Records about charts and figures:

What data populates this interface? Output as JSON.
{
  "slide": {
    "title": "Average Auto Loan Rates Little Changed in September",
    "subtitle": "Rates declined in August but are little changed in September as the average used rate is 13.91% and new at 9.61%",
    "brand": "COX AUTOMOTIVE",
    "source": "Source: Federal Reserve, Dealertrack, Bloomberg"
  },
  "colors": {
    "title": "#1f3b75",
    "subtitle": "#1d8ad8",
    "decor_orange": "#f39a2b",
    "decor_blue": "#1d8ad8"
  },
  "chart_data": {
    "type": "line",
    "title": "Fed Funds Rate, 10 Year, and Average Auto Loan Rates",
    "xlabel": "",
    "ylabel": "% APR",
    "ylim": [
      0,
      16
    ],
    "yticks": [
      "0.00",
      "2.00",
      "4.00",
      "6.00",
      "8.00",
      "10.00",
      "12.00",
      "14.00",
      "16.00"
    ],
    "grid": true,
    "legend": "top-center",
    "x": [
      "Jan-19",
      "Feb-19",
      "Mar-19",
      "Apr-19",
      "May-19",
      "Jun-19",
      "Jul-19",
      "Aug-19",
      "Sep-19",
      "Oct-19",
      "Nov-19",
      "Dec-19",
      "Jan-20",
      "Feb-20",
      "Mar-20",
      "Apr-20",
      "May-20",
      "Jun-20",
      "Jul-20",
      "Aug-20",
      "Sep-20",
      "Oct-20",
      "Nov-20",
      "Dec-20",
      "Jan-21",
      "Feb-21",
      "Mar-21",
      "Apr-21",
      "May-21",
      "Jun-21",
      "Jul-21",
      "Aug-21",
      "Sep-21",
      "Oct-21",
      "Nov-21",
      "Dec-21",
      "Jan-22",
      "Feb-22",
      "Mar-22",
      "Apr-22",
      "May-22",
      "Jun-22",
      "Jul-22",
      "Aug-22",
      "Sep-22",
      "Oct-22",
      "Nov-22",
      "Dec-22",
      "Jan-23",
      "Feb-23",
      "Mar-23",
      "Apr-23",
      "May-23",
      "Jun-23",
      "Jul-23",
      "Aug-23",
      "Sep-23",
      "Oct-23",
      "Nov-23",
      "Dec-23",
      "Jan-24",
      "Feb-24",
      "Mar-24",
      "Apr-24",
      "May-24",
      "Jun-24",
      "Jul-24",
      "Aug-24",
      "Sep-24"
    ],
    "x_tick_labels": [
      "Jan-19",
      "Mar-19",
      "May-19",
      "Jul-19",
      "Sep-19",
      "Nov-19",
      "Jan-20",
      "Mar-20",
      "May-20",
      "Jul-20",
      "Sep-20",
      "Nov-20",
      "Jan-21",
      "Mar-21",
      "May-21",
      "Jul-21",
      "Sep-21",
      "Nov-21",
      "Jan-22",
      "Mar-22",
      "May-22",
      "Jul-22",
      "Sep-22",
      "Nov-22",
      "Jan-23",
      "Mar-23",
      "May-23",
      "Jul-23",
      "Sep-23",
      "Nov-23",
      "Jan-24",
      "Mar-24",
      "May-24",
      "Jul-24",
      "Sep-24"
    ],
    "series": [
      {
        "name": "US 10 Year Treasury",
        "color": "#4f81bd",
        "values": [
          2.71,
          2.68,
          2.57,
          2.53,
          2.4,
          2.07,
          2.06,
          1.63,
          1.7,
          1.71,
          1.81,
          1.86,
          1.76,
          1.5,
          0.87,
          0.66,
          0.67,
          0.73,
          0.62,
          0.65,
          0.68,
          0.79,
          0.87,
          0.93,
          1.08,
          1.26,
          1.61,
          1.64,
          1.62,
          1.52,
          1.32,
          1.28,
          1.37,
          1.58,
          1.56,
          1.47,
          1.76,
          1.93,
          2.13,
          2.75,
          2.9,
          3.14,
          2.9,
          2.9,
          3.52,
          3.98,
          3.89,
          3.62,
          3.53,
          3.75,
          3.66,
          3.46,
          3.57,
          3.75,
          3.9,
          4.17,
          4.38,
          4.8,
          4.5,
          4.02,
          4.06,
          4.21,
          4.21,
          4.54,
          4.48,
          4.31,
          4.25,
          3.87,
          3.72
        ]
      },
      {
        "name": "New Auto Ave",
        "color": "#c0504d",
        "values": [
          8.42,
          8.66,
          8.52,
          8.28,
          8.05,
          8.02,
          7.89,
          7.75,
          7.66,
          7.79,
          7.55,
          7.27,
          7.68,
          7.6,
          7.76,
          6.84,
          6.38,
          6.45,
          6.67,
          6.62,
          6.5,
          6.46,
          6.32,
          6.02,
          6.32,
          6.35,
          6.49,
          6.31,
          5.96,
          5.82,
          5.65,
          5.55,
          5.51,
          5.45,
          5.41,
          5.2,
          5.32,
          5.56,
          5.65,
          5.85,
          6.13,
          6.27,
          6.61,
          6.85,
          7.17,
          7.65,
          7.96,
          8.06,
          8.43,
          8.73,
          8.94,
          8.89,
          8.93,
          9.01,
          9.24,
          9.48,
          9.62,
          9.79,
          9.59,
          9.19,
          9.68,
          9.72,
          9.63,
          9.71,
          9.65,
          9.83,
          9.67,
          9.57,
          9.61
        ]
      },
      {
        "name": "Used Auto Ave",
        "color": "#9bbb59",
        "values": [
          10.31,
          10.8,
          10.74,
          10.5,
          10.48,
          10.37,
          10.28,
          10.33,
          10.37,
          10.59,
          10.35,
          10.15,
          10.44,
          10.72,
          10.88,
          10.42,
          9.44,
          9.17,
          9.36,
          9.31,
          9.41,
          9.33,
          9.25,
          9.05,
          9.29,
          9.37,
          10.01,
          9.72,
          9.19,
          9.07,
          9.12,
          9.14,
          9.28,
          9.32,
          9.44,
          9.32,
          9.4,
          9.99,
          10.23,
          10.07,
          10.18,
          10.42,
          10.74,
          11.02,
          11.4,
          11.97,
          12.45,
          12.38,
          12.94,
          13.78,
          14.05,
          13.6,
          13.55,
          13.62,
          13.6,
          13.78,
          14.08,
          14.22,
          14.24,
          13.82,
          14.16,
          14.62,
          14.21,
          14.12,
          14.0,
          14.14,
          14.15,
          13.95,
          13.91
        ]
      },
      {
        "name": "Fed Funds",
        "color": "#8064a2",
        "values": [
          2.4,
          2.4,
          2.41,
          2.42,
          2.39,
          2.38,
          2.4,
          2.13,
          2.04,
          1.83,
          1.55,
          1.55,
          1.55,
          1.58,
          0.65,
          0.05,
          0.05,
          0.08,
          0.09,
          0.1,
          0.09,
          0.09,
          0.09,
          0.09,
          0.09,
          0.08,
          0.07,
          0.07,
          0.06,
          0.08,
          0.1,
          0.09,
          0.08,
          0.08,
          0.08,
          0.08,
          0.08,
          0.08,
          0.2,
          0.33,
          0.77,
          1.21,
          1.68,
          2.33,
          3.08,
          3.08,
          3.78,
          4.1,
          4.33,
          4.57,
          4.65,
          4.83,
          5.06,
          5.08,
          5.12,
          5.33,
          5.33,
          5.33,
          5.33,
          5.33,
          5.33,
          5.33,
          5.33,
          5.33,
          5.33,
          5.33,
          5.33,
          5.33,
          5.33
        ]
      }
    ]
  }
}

■ The request: Reproduce every record above exactly as it appears.

■ Exercise output:
What data populates this interface? Output as JSON.
{
  "slide": {
    "title": "Average Auto Loan Rates Little Changed in September",
    "subtitle": "Rates declined in August but are little changed in September as the average used rate is 13.91% and new at 9.61%",
    "brand": "COX AUTOMOTIVE",
    "source": "Source: Federal Reserve, Dealertrack, Bloomberg"
  },
  "colors": {
    "title": "#1f3b75",
    "subtitle": "#1d8ad8",
    "decor_orange": "#f39a2b",
    "decor_blue": "#1d8ad8"
  },
  "chart_data": {
    "type": "line",
    "title": "Fed Funds Rate, 10 Year, and Average Auto Loan Rates",
    "xlabel": "",
    "ylabel": "% APR",
    "ylim": [
      0,
      16
    ],
    "yticks": [
      "0.00",
      "2.00",
      "4.00",
      "6.00",
      "8.00",
      "10.00",
      "12.00",
      "14.00",
      "16.00"
    ],
    "grid": true,
    "legend": "top-center",
    "x": [
      "Jan-19",
      "Feb-19",
      "Mar-19",
      "Apr-19",
      "May-19",
      "Jun-19",
      "Jul-19",
      "Aug-19",
      "Sep-19",
      "Oct-19",
      "Nov-19",
      "Dec-19",
      "Jan-20",
      "Feb-20",
      "Mar-20",
      "Apr-20",
      "May-20",
      "Jun-20",
      "Jul-20",
      "Aug-20",
      "Sep-20",
      "Oct-20",
      "Nov-20",
      "Dec-20",
      "Jan-21",
      "Feb-21",
      "Mar-21",
      "Apr-21",
      "May-21",
      "Jun-21",
      "Jul-21",
      "Aug-21",
      "Sep-21",
      "Oct-21",
      "Nov-21",
      "Dec-21",
      "Jan-22",
      "Feb-22",
      "Mar-22",
      "Apr-22",
      "May-22",
      "Jun-22",
      "Jul-22",
      "Aug-22",
      "Sep-22",
      "Oct-22",
      "Nov-22",
      "Dec-22",
      "Jan-23",
      "Feb-23",
      "Mar-23",
      "Apr-23",
      "May-23",
      "Jun-23",
      "Jul-23",
      "Aug-23",
      "Sep-23",
      "Oct-23",
      "Nov-23",
      "Dec-23",
      "Jan-24",
      "Feb-24",
      "Mar-24",
      "Apr-24",
      "May-24",
      "Jun-24",
      "Jul-24",
      "Aug-24",
      "Sep-24"
    ],
    "x_tick_labels": [
      "Jan-19",
      "Mar-19",
      "May-19",
      "Jul-19",
      "Sep-19",
      "Nov-19",
      "Jan-20",
      "Mar-20",
      "May-20",
      "Jul-20",
      "Sep-20",
      "Nov-20",
      "Jan-21",
      "Mar-21",
      "May-21",
      "Jul-21",
      "Sep-21",
      "Nov-21",
      "Jan-22",
      "Mar-22",
      "May-22",
      "Jul-22",
      "Sep-22",
      "Nov-22",
      "Jan-23",
      "Mar-23",
      "May-23",
      "Jul-23",
      "Sep-23",
      "Nov-23",
      "Jan-24",
      "Mar-24",
      "May-24",
      "Jul-24",
      "Sep-24"
    ],
    "series": [
      {
        "name": "US 10 Year Treasury",
        "color": "#4f81bd",
        "values": [
          2.71,
          2.68,
          2.57,
          2.53,
          2.4,
          2.07,
          2.06,
          1.63,
          1.7,
          1.71,
          1.81,
          1.86,
          1.76,
          1.5,
          0.87,
          0.66,
          0.67,
          0.73,
          0.62,
          0.65,
          0.68,
          0.79,
          0.87,
          0.93,
          1.08,
          1.26,
          1.61,
          1.64,
          1.62,
          1.52,
          1.32,
          1.28,
          1.37,
          1.58,
          1.56,
          1.47,
          1.76,
          1.93,
          2.13,
          2.75,
          2.9,
          3.14,
          2.9,
          2.9,
          3.52,
          3.98,
          3.89,
          3.62,
          3.53,
          3.75,
          3.66,
          3.46,
          3.57,
          3.75,
          3.9,
          4.17,
          4.38,
          4.8,
          4.5,
          4.02,
          4.06,
          4.21,
          4.21,
          4.54,
          4.48,
          4.31,
          4.25,
          3.87,
          3.72
        ]
      },
      {
        "name": "New Auto Ave",
        "color": "#c0504d",
        "values": [
          8.42,
          8.66,
          8.52,
          8.28,
          8.05,
          8.02,
          7.89,
          7.75,
          7.66,
          7.79,
          7.55,
          7.27,
          7.68,
          7.6,
          7.76,
          6.84,
          6.38,
          6.45,
          6.67,
          6.62,
          6.5,
          6.46,
          6.32,
          6.02,
          6.32,
          6.35,
          6.49,
          6.31,
          5.96,
          5.82,
          5.65,
          5.55,
          5.51,
          5.45,
          5.41,
          5.2,
          5.32,
          5.56,
          5.65,
          5.85,
          6.13,
          6.27,
          6.61,
          6.85,
          7.17,
          7.65,
          7.96,
          8.06,
          8.43,
          8.73,
          8.94,
          8.89,
          8.93,
          9.01,
          9.24,
          9.48,
          9.62,
          9.79,
          9.59,
          9.19,
          9.68,
          9.72,
          9.63,
          9.71,
          9.65,
          9.83,
          9.67,
          9.57,
          9.61
        ]
      },
      {
        "name": "Used Auto Ave",
        "color": "#9bbb59",
        "values": [
          10.31,
          10.8,
          10.74,
          10.5,
          10.48,
          10.37,
          10.28,
          10.33,
          10.37,
          10.59,
          10.35,
          10.15,
          10.44,
          10.72,
          10.88,
          10.42,
          9.44,
          9.17,
          9.36,
          9.31,
          9.41,
          9.33,
          9.25,
          9.05,
          9.29,
          9.37,
          10.01,
          9.72,
          9.19,
          9.07,
          9.12,
          9.14,
          9.28,
          9.32,
          9.44,
          9.32,
          9.4,
          9.99,
          10.23,
          10.07,
          10.18,
          10.42,
          10.74,
          11.02,
          11.4,
          11.97,
          12.45,
          12.38,
          12.94,
          13.78,
          14.05,
          13.6,
          13.55,
          13.62,
          13.6,
          13.78,
          14.08,
          14.22,
          14.24,
          13.82,
          14.16,
          14.62,
          14.21,
          14.12,
          14.0,
          14.14,
          14.15,
          13.95,
          13.91
        ]
      },
      {
        "name": "Fed Funds",
        "color": "#8064a2",
        "values": [
          2.4,
          2.4,
          2.41,
          2.42,
          2.39,
          2.38,
          2.4,
          2.13,
          2.04,
          1.83,
          1.55,
          1.55,
          1.55,
          1.58,
          0.65,
          0.05,
          0.05,
          0.08,
          0.09,
          0.1,
          0.09,
          0.09,
          0.09,
          0.09,
          0.09,
          0.08,
          0.07,
          0.07,
          0.06,
          0.08,
          0.1,
          0.09,
          0.08,
          0.08,
          0.08,
          0.08,
          0.08,
          0.08,
          0.2,
          0.33,
          0.77,
          1.21,
          1.68,
          2.33,
          3.08,
          3.08,
          3.78,
          4.1,
          4.33,
          4.57,
          4.65,
          4.83,
          5.06,
          5.08,
          5.12,
          5.33,
          5.33,
          5.33,
          5.33,
          5.33,
          5.33,
          5.33,
          5.33,
          5.33,
          5.33,
          5.33,
          5.33,
          5.33,
          5.33
        ]
      }
    ]
  }
}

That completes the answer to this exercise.